## What the task requires
Gather each line of the entries below that includes "vale".

## Provided data
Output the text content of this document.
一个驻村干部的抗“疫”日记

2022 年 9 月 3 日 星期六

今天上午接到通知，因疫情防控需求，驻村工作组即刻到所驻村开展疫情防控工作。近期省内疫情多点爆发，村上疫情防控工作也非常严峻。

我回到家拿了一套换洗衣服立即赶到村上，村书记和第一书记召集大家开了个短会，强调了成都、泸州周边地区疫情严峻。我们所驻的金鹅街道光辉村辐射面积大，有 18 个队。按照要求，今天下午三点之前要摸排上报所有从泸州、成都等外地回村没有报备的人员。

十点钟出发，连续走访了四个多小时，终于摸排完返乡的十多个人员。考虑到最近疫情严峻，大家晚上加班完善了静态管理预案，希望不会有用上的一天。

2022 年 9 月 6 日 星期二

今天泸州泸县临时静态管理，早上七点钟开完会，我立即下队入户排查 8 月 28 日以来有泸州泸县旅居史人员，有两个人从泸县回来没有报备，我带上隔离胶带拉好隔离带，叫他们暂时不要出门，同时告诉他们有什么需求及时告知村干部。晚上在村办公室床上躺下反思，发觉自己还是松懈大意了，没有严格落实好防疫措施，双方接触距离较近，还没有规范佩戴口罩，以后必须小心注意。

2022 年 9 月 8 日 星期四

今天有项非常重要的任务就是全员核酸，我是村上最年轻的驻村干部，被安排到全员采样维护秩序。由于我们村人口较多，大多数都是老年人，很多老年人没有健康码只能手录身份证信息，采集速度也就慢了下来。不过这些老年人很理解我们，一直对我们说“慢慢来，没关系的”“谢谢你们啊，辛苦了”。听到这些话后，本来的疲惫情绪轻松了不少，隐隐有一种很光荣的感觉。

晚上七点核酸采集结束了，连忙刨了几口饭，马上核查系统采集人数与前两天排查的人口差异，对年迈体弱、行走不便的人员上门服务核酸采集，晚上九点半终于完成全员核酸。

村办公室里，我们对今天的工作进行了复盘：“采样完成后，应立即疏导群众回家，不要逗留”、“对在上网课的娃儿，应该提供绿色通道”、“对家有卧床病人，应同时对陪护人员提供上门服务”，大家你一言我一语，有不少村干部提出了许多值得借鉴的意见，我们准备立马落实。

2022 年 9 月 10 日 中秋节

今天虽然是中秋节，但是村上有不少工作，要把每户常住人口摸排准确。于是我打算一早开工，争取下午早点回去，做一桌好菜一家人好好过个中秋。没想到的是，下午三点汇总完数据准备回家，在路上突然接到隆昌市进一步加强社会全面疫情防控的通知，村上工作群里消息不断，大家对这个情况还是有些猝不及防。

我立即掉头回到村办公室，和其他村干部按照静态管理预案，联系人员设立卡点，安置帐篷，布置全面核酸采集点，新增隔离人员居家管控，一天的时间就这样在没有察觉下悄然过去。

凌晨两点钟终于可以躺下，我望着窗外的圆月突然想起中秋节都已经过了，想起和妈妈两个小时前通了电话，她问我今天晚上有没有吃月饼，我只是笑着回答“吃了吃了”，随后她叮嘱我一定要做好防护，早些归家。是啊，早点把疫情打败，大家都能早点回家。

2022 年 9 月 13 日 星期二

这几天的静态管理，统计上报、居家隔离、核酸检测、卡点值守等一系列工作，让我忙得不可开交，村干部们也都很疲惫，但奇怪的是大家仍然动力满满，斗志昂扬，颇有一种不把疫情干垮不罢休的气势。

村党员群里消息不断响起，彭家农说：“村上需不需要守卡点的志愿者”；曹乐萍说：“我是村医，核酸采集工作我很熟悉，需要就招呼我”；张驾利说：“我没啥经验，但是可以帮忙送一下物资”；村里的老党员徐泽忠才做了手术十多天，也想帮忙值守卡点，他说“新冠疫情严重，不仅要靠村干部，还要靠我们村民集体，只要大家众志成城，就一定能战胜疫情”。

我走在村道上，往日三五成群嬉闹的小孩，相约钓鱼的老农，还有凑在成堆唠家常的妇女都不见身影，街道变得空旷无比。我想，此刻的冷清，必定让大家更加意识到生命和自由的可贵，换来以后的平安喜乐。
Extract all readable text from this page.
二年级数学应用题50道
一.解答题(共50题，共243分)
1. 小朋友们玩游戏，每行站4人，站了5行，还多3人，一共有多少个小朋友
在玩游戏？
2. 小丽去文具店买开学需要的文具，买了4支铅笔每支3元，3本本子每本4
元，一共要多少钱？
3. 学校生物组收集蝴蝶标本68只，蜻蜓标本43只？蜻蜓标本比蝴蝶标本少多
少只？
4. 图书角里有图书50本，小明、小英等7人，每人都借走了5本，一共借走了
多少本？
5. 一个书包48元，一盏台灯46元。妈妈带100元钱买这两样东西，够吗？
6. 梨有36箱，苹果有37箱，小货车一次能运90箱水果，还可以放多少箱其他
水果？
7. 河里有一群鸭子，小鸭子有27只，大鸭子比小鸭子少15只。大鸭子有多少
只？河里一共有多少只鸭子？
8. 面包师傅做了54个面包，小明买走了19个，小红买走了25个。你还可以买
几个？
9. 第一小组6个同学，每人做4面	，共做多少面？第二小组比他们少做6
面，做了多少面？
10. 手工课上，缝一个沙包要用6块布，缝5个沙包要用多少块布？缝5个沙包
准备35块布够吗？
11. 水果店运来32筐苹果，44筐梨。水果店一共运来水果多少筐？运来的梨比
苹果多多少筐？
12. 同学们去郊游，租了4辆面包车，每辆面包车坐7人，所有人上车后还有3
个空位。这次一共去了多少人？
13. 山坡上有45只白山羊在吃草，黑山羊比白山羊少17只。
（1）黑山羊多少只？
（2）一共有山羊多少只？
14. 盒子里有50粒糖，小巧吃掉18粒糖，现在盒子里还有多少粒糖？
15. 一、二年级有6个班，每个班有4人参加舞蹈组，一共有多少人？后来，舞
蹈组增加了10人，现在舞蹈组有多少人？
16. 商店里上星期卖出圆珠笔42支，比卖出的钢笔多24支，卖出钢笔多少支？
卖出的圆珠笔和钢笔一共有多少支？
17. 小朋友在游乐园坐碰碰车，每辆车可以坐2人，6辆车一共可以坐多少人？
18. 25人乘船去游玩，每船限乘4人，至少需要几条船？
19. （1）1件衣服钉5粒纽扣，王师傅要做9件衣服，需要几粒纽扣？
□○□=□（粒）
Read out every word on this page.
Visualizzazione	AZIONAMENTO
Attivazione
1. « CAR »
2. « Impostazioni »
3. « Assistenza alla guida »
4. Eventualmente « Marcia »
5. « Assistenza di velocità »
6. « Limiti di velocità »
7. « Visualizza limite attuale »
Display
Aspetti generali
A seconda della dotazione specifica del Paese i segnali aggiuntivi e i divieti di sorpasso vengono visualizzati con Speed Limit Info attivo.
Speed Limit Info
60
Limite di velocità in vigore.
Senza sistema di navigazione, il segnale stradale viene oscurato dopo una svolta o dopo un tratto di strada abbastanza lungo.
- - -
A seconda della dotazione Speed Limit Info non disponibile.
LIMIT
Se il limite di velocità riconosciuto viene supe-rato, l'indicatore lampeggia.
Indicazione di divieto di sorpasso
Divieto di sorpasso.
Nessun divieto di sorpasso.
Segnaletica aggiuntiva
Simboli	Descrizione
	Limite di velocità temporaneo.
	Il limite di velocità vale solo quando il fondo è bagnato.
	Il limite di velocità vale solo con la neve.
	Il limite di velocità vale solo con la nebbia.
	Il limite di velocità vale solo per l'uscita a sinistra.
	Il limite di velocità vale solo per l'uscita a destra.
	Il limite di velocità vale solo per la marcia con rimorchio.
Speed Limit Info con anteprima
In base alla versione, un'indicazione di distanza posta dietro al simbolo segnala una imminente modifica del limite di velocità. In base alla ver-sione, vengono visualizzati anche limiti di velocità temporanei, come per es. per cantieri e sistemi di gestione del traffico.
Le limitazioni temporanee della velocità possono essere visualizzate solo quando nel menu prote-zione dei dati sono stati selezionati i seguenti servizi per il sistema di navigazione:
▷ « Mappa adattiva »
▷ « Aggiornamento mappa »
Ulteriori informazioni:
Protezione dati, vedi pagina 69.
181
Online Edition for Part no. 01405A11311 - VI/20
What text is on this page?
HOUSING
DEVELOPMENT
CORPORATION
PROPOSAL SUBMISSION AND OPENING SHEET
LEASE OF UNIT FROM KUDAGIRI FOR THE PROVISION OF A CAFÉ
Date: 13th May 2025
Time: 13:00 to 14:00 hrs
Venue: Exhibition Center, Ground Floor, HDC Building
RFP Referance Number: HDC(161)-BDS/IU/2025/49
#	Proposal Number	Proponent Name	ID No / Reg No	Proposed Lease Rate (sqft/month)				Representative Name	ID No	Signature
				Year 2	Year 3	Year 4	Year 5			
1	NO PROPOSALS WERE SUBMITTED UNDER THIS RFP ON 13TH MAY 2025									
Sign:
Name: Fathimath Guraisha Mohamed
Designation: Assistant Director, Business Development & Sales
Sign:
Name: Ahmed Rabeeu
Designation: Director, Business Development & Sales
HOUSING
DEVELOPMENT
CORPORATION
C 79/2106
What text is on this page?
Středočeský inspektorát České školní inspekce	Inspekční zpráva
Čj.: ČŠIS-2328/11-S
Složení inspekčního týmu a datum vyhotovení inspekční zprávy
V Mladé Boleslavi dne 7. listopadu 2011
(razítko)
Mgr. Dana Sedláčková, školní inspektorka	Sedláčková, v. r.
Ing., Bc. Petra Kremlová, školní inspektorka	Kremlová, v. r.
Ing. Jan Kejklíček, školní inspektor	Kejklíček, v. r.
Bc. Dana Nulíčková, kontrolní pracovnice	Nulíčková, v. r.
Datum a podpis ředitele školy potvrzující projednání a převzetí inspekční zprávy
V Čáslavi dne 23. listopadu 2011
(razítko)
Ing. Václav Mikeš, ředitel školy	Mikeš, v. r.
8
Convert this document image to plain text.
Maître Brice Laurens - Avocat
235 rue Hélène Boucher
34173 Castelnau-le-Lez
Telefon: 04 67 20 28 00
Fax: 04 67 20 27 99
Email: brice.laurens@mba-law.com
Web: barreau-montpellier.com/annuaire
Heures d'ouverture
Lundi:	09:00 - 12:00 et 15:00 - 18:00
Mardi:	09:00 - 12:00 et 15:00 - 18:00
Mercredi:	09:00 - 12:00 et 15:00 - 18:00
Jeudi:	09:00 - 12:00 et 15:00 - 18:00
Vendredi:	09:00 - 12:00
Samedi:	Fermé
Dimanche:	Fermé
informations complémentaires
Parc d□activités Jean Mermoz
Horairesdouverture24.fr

## Solution for this problem
	Il limite di velocità vale solo quando il fondo è bagnato.
	Il limite di velocità vale solo con la neve.
	Il limite di velocità vale solo con la nebbia.
	Il limite di velocità vale solo per l'uscita a sinistra.
	Il limite di velocità vale solo per l'uscita a destra.
	Il limite di velocità vale solo per la marcia con rimorchio.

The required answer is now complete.